++++ TASK INPUTS

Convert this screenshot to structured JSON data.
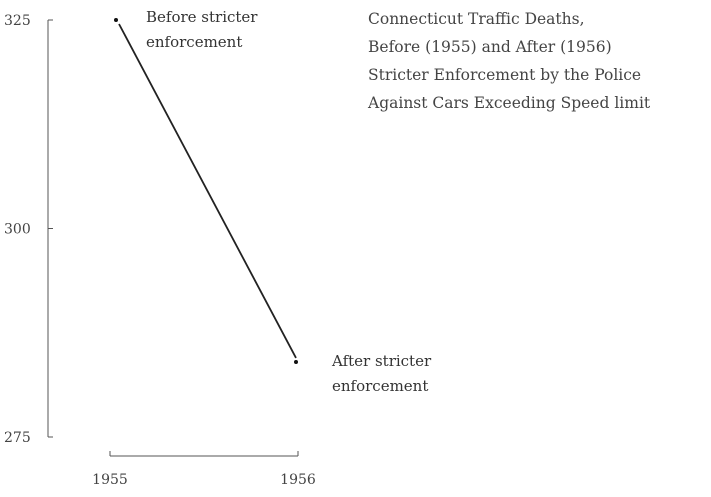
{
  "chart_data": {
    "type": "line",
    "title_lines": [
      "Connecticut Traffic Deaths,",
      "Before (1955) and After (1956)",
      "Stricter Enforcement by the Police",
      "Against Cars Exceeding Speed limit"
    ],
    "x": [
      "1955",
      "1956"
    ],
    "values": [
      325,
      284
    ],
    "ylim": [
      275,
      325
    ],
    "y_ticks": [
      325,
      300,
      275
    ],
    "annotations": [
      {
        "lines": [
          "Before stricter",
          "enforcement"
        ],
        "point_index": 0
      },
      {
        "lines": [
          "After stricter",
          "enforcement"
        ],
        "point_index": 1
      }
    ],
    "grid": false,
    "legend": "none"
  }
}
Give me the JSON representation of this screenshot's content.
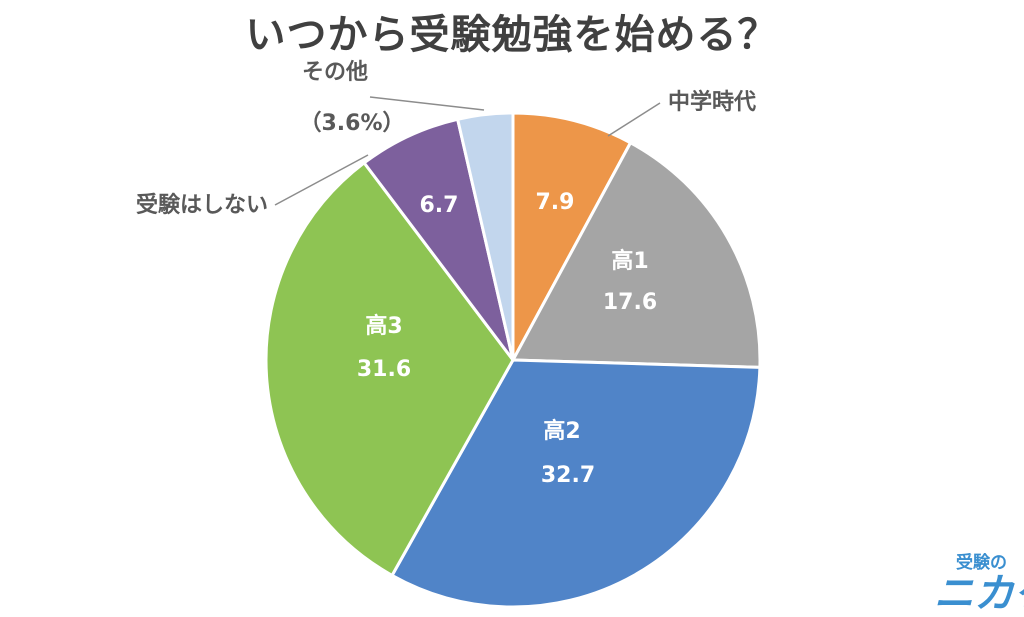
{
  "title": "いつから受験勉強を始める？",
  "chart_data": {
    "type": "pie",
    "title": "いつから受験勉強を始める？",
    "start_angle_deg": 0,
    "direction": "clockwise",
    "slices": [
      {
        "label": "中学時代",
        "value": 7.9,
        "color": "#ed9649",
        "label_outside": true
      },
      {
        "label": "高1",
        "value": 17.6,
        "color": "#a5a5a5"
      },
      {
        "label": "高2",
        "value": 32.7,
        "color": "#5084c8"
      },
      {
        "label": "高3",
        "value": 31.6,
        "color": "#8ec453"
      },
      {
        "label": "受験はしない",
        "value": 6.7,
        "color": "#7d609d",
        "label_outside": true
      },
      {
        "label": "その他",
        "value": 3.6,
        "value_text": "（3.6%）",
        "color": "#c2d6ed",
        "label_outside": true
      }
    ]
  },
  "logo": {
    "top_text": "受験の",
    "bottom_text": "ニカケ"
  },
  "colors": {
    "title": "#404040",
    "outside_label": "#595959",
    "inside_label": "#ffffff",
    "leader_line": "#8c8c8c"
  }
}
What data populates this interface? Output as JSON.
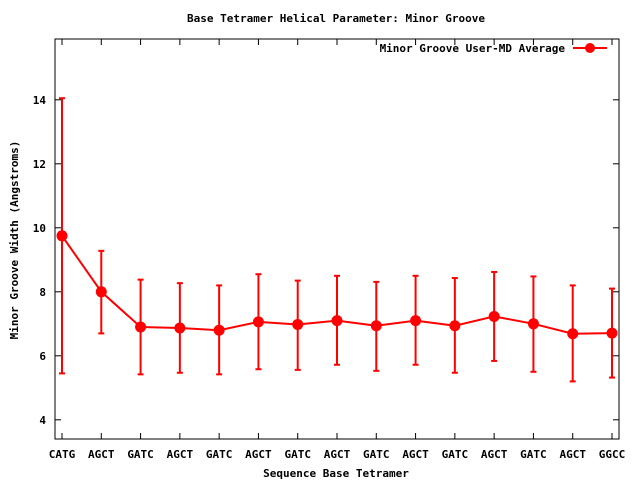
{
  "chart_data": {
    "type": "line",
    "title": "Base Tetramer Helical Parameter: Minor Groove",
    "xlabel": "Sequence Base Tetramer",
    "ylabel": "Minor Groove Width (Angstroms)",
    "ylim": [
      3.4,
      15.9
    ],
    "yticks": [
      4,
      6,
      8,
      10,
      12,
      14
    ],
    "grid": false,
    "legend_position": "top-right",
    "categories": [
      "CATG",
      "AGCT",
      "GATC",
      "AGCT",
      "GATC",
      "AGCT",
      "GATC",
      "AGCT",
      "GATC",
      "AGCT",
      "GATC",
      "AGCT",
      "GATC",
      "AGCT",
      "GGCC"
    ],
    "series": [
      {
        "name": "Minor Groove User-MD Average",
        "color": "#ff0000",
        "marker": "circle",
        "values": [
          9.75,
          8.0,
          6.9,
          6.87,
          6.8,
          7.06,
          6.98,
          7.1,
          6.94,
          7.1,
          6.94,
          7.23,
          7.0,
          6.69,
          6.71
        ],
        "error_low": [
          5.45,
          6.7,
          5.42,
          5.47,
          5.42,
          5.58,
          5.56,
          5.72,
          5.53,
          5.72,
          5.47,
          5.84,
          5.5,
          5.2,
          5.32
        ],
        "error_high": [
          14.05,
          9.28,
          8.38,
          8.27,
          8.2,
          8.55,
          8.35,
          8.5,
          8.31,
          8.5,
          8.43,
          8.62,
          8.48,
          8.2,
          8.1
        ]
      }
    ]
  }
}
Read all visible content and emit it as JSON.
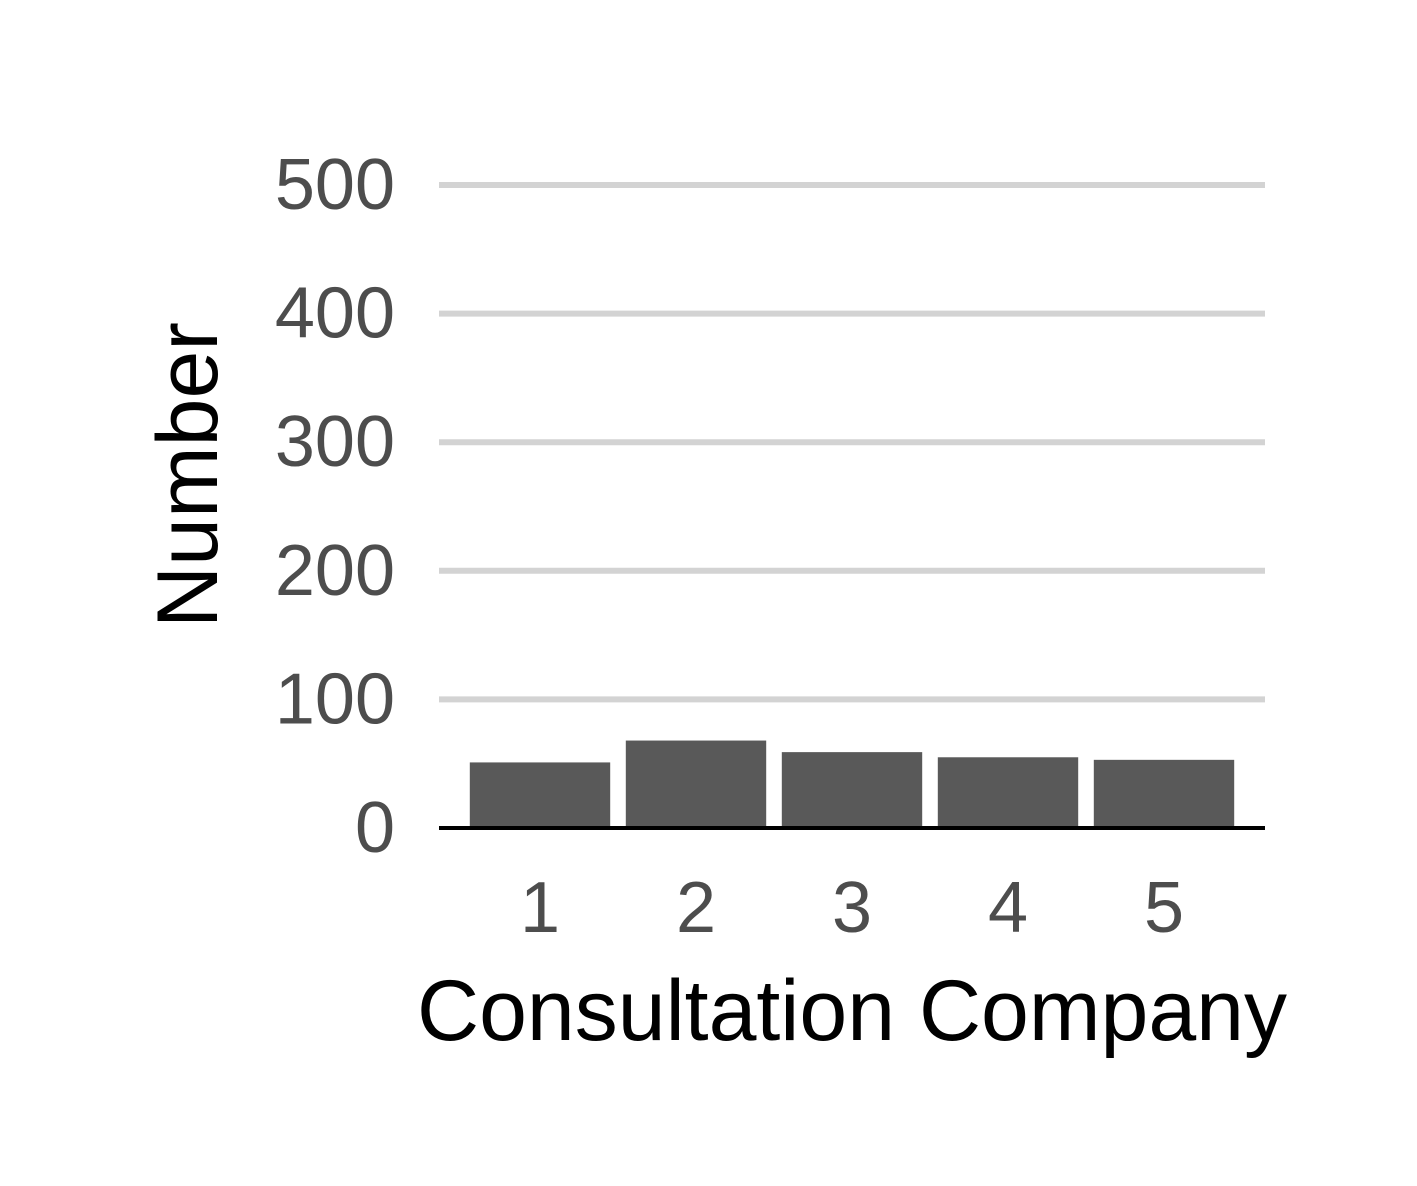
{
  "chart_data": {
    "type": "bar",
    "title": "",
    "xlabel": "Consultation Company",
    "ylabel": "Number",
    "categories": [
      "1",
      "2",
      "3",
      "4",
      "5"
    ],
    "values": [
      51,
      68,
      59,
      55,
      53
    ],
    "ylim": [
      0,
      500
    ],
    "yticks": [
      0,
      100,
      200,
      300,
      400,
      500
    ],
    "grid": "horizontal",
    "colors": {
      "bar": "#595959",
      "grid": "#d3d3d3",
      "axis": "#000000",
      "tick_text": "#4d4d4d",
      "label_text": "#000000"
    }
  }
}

++++++++
++++ TASK INPUTS

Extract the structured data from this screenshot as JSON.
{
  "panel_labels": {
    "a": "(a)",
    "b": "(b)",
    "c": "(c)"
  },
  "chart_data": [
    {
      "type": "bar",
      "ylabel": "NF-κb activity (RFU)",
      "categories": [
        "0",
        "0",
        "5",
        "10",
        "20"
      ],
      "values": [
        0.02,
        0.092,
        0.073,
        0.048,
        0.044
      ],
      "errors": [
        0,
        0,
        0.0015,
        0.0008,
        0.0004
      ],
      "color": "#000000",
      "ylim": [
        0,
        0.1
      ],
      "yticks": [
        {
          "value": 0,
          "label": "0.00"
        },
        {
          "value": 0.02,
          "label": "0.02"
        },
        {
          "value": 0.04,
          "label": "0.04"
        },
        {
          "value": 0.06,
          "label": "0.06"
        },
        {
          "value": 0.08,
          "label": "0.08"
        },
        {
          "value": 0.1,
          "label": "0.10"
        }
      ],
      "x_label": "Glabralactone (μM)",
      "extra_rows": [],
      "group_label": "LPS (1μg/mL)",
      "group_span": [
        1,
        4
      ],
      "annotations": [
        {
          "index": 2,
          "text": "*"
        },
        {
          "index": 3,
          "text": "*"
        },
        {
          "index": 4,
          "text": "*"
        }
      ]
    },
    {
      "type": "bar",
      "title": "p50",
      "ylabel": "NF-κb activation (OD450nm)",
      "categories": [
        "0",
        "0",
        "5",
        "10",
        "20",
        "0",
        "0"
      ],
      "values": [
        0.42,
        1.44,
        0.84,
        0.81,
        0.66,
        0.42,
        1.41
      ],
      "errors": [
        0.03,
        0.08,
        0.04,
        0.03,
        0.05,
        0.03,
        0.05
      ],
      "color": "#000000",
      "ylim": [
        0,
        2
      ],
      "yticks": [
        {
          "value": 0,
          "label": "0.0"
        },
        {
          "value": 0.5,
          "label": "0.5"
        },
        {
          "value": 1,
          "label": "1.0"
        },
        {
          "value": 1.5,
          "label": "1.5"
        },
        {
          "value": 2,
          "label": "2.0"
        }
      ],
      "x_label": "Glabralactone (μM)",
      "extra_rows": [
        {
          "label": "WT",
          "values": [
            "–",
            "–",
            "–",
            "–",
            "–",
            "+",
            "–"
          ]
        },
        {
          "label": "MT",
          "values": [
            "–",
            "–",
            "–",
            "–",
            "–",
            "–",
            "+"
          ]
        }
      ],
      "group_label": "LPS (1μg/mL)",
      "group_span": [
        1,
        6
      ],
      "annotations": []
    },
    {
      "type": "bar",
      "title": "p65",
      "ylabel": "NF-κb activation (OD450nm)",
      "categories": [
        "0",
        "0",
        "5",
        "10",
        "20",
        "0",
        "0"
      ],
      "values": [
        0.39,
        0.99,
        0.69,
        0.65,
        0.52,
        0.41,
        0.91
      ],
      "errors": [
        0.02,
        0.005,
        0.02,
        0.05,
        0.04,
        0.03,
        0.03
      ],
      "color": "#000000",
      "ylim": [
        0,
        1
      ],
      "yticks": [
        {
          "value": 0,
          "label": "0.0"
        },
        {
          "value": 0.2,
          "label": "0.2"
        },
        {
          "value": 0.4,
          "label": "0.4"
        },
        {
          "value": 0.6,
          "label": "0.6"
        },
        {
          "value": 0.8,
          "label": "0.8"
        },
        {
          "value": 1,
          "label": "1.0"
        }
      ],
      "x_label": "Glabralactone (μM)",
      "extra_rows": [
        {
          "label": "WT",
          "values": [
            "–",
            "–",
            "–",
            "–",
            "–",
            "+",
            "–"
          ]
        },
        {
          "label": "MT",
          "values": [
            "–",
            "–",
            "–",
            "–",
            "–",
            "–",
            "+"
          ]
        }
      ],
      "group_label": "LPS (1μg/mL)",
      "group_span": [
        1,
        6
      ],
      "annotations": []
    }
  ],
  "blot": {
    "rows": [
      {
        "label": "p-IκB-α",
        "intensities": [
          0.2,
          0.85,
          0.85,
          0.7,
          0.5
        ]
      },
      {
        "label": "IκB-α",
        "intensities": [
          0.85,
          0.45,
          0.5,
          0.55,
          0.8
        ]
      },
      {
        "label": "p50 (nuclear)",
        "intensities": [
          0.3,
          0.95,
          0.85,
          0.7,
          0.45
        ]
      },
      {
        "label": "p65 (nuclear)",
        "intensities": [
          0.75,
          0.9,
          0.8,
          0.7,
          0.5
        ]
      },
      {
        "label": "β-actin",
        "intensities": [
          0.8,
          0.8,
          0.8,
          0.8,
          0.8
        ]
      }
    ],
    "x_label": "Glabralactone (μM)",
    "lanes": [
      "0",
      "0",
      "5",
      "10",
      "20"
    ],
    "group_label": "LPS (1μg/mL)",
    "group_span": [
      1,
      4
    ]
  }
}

++++++++
++++ TASK INPUTS

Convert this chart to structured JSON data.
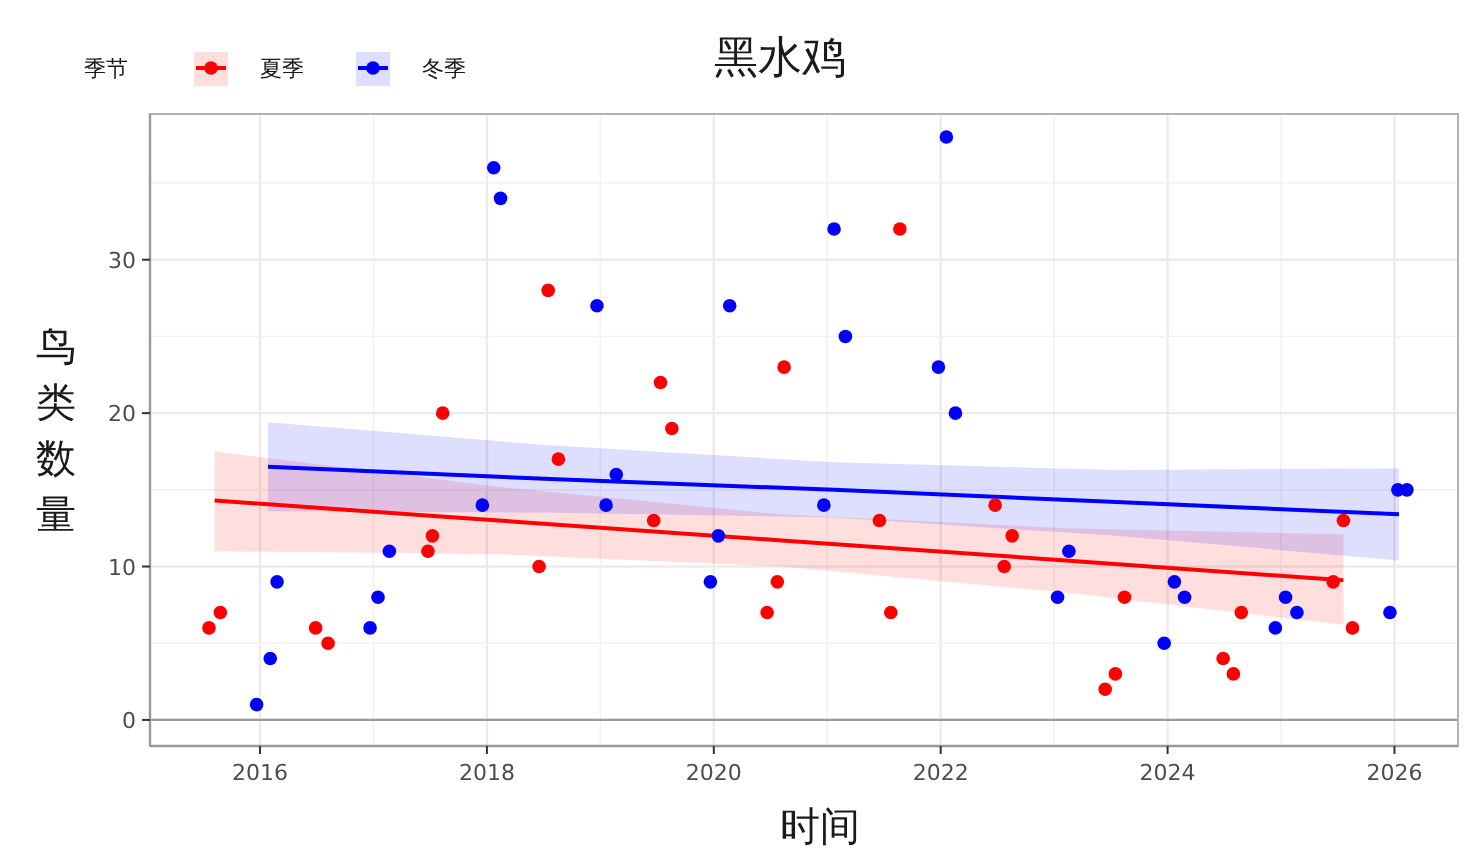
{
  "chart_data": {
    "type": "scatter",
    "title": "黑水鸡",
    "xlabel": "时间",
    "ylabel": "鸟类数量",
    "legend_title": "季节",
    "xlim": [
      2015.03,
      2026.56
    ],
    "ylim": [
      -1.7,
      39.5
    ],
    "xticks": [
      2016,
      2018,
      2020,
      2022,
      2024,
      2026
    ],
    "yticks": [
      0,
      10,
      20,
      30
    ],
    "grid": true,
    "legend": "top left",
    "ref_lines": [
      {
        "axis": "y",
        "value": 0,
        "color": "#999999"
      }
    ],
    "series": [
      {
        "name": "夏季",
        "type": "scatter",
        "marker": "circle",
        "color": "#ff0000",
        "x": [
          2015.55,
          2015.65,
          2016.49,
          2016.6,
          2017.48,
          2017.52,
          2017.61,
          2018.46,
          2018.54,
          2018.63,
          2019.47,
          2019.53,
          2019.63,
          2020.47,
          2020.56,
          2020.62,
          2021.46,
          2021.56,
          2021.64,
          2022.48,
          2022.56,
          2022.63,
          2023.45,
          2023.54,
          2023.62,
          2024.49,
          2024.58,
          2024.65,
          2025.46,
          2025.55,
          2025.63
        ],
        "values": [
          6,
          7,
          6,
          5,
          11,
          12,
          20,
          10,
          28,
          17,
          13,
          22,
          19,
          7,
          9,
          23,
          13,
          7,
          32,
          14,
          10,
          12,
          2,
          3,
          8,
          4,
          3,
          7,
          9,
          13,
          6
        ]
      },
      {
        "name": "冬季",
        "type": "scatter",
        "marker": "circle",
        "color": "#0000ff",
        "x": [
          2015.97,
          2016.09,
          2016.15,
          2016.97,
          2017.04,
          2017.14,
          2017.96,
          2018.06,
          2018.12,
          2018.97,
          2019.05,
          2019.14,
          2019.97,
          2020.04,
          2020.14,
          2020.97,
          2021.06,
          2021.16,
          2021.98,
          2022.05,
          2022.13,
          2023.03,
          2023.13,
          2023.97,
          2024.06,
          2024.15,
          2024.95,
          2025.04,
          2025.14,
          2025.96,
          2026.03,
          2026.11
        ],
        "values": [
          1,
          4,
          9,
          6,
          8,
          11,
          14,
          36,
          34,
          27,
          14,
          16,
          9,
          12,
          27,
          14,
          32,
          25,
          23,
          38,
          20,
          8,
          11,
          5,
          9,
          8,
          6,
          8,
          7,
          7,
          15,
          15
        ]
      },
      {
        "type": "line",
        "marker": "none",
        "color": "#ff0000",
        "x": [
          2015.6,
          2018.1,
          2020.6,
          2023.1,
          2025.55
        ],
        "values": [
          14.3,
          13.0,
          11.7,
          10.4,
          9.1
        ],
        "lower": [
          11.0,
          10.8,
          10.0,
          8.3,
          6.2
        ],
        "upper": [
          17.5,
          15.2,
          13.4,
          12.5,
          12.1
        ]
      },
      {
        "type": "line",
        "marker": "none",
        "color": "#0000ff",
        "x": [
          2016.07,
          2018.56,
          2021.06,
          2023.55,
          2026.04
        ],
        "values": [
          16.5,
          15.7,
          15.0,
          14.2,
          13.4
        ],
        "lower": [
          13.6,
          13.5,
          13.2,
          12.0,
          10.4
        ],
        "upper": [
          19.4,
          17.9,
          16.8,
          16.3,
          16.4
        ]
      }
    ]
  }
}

++++++++

▸ EXERCISE GOAL: Note each line of the entries that has "Base" in it, and copy those lines.

▸ RESPONSE BELOW:
    "title": "Base Tetramer Helical Parameter: Minor Groove",
    "xlabel": "Sequence Base Tetramer",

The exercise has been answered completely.